— Task details —
Return each line containing "Pyrzyk".

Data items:

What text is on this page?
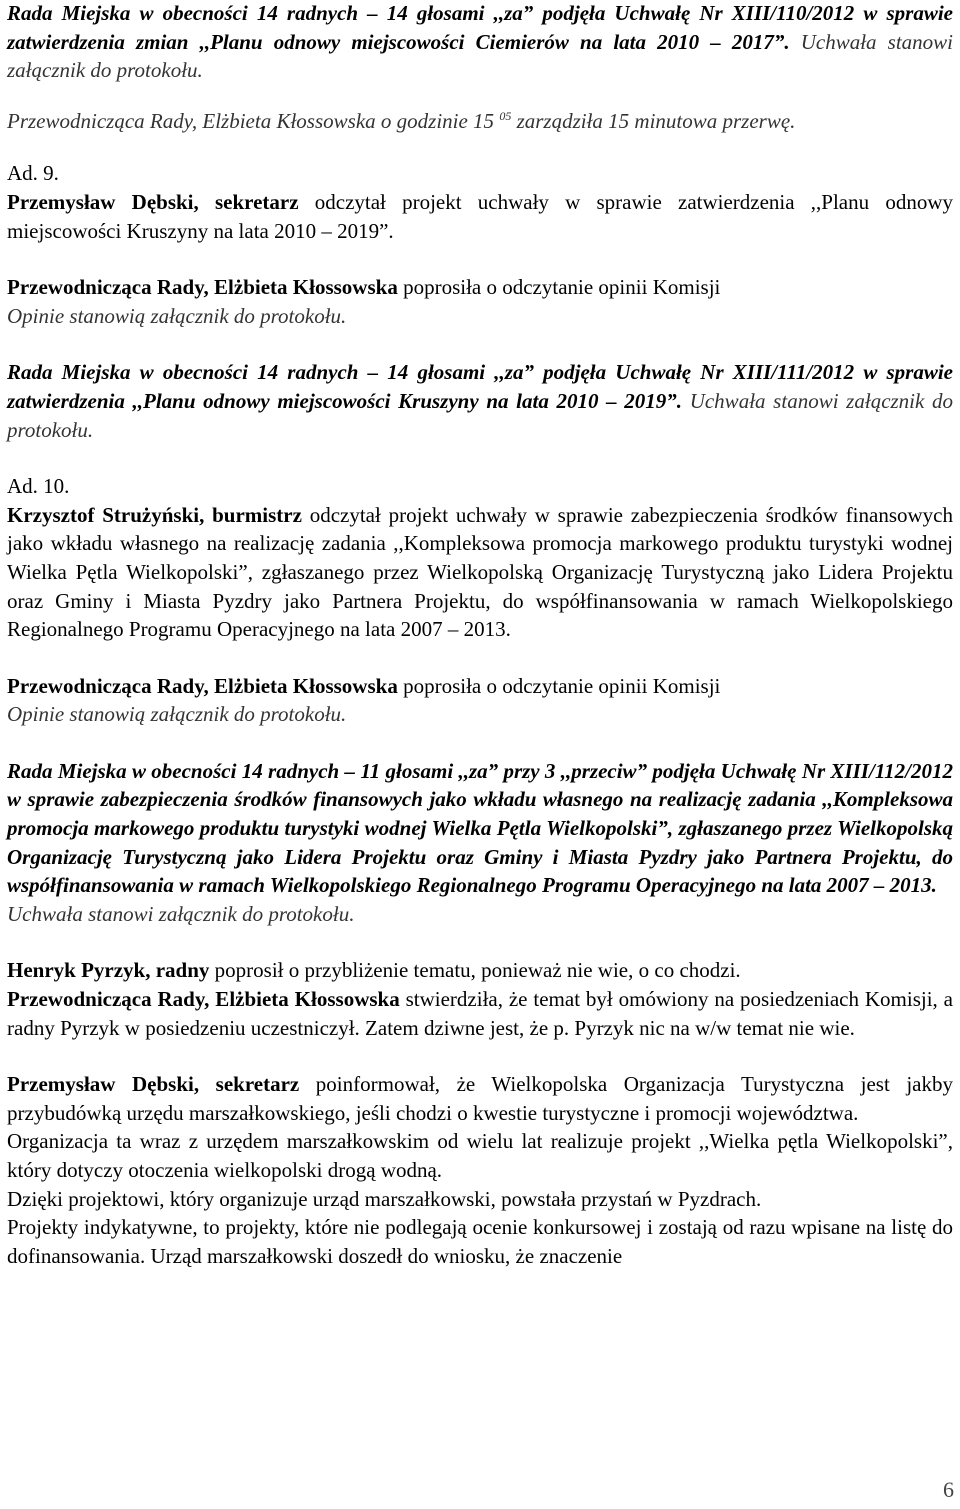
Rada Miejska w obecności 14 radnych – 14 głosami ,,za” podjęła Uchwałę Nr XIII/110/2012 w sprawie zatwierdzenia zmian ,,Planu odnowy miejscowości Ciemierów na lata 2010 – 2017”. Uchwała stanowi załącznik do protokołu.

Przewodnicząca Rady, Elżbieta Kłossowska o godzinie 15 $^{05}$ zarządziła 15 minutowa przerwę.

Ad. 9.

Przemysław Dębski, sekretarz odczytał projekt uchwały w sprawie zatwierdzenia ,,Planu odnowy miejscowości Kruszyny na lata 2010 – 2019”.

Przewodnicząca Rady, Elżbieta Kłossowska poprosiła o odczytanie opinii Komisji

Opinie stanowią załącznik do protokołu.

Rada Miejska w obecności 14 radnych – 14 głosami ,,za” podjęła Uchwałę Nr XIII/111/2012 w sprawie zatwierdzenia ,,Planu odnowy miejscowości Kruszyny na lata 2010 – 2019”. Uchwała stanowi załącznik do protokołu.

Ad. 10.

Krzysztof Strużyński, burmistrz odczytał projekt uchwały w sprawie zabezpieczenia środków finansowych jako wkładu własnego na realizację zadania ,,Kompleksowa promocja markowego produktu turystyki wodnej Wielka Pętla Wielkopolski”, zgłaszanego przez Wielkopolską Organizację Turystyczną jako Lidera Projektu oraz Gminy i Miasta Pyzdry jako Partnera Projektu, do współfinansowania w ramach Wielkopolskiego Regionalnego Programu Operacyjnego na lata 2007 – 2013.

Przewodnicząca Rady, Elżbieta Kłossowska poprosiła o odczytanie opinii Komisji

Opinie stanowią załącznik do protokołu.

Rada Miejska w obecności 14 radnych – 11 głosami ,,za” przy 3 ,,przeciw” podjęła Uchwałę Nr XIII/112/2012 w sprawie zabezpieczenia środków finansowych jako wkładu własnego na realizację zadania ,,Kompleksowa promocja markowego produktu turystyki wodnej Wielka Pętla Wielkopolski”, zgłaszanego przez Wielkopolską Organizację Turystyczną jako Lidera Projektu oraz Gminy i Miasta Pyzdry jako Partnera Projektu, do współfinansowania w ramach Wielkopolskiego Regionalnego Programu Operacyjnego na lata 2007 – 2013.

Uchwała stanowi załącznik do protokołu.

Henryk Pyrzyk, radny poprosił o przybliżenie tematu, ponieważ nie wie, o co chodzi.

Przewodnicząca Rady, Elżbieta Kłossowska stwierdziła, że temat był omówiony na posiedzeniach Komisji, a radny Pyrzyk w posiedzeniu uczestniczył. Zatem dziwne jest, że p. Pyrzyk nic na w/w temat nie wie.

Przemysław Dębski, sekretarz poinformował, że Wielkopolska Organizacja Turystyczna jest jakby przybudówką urzędu marszałkowskiego, jeśli chodzi o kwestie turystyczne i promocji województwa.

Organizacja ta wraz z urzędem marszałkowskim od wielu lat realizuje projekt ,,Wielka pętla Wielkopolski”, który dotyczy otoczenia wielkopolski drogą wodną.

Dzięki projektowi, który organizuje urząd marszałkowski, powstała przystań w Pyzdrach.

Projekty indykatywne, to projekty, które nie podlegają ocenie konkursowej i zostają od razu wpisane na listę do dofinansowania. Urząd marszałkowski doszedł do wniosku, że znaczenie

6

— Completed exercise —
Henryk Pyrzyk, radny poprosił o przybliżenie tematu, ponieważ nie wie, o co chodzi.
Przewodnicząca Rady, Elżbieta Kłossowska stwierdziła, że temat był omówiony na posiedzeniach Komisji, a radny Pyrzyk w posiedzeniu uczestniczył. Zatem dziwne jest, że p. Pyrzyk nic na w/w temat nie wie.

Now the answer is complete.